CHALLENGE
Copy each of the records below word for word, leaving out the pictures.
----- RECORDS FOR THE EXERCISE -----
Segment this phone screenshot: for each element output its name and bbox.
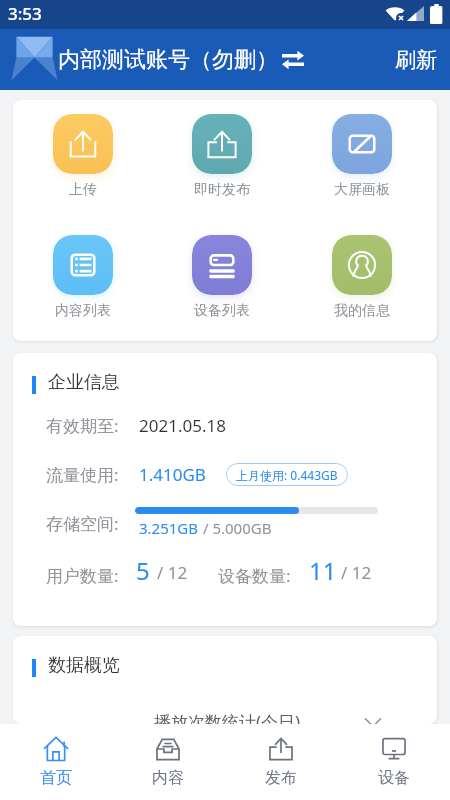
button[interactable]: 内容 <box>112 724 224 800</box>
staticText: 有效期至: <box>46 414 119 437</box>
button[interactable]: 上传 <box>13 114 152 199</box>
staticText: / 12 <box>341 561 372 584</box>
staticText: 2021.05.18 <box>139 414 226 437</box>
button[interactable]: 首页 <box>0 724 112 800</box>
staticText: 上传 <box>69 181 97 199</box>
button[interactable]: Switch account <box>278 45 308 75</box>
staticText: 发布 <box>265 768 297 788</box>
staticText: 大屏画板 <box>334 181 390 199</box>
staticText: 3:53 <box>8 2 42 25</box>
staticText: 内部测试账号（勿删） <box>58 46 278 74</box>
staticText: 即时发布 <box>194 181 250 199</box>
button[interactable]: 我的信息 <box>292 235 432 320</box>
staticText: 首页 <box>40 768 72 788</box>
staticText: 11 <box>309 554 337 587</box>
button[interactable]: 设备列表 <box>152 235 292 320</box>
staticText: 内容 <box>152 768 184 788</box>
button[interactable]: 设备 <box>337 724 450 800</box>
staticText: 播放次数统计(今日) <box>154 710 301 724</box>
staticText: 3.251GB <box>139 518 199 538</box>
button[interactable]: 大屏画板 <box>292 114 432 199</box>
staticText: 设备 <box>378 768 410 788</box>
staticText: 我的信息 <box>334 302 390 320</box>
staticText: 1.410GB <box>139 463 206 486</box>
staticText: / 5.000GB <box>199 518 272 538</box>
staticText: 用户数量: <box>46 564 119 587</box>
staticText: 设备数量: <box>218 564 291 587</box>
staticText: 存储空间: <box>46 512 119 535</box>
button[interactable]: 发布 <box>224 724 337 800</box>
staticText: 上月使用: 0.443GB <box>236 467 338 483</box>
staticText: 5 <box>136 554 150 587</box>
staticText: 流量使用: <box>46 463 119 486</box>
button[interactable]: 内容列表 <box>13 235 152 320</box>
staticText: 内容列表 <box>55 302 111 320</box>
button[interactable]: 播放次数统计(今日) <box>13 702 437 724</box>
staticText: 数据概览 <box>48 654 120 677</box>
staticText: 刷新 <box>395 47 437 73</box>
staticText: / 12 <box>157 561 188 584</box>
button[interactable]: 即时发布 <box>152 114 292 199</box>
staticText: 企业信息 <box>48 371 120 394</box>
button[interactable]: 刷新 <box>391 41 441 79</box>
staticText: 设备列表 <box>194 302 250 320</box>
-----
SOLUTION FOR THIS PROBLEM
Segment this phone screenshot: for each element output its name and bbox.
button[interactable]: 内容 <box>112 724 224 800</box>
staticText: 有效期至: <box>46 414 119 437</box>
button[interactable]: 上传 <box>13 114 152 199</box>
staticText: / 12 <box>341 561 372 584</box>
staticText: 2021.05.18 <box>139 414 226 437</box>
button[interactable]: 首页 <box>0 724 112 800</box>
staticText: 上传 <box>69 181 97 199</box>
button[interactable]: Switch account <box>278 45 308 75</box>
staticText: 发布 <box>265 768 297 788</box>
staticText: 大屏画板 <box>334 181 390 199</box>
staticText: 3:53 <box>8 2 42 25</box>
staticText: 内部测试账号（勿删） <box>58 46 278 74</box>
staticText: 即时发布 <box>194 181 250 199</box>
button[interactable]: 我的信息 <box>292 235 432 320</box>
staticText: 首页 <box>40 768 72 788</box>
staticText: 11 <box>309 554 337 587</box>
button[interactable]: 设备列表 <box>152 235 292 320</box>
staticText: 内容 <box>152 768 184 788</box>
button[interactable]: 设备 <box>337 724 450 800</box>
staticText: 播放次数统计(今日) <box>154 710 301 724</box>
staticText: 3.251GB <box>139 518 199 538</box>
button[interactable]: 大屏画板 <box>292 114 432 199</box>
staticText: 设备 <box>378 768 410 788</box>
staticText: 我的信息 <box>334 302 390 320</box>
staticText: 1.410GB <box>139 463 206 486</box>
staticText: / 5.000GB <box>199 518 272 538</box>
staticText: 用户数量: <box>46 564 119 587</box>
staticText: 设备数量: <box>218 564 291 587</box>
staticText: 存储空间: <box>46 512 119 535</box>
button[interactable]: 发布 <box>224 724 337 800</box>
staticText: 上月使用: 0.443GB <box>236 467 338 483</box>
staticText: 5 <box>136 554 150 587</box>
staticText: 流量使用: <box>46 463 119 486</box>
button[interactable]: 内容列表 <box>13 235 152 320</box>
staticText: 内容列表 <box>55 302 111 320</box>
button[interactable]: 播放次数统计(今日) <box>13 702 437 724</box>
staticText: 数据概览 <box>48 654 120 677</box>
staticText: 刷新 <box>395 47 437 73</box>
staticText: / 12 <box>157 561 188 584</box>
button[interactable]: 即时发布 <box>152 114 292 199</box>
staticText: 企业信息 <box>48 371 120 394</box>
button[interactable]: 刷新 <box>391 41 441 79</box>
staticText: 设备列表 <box>194 302 250 320</box>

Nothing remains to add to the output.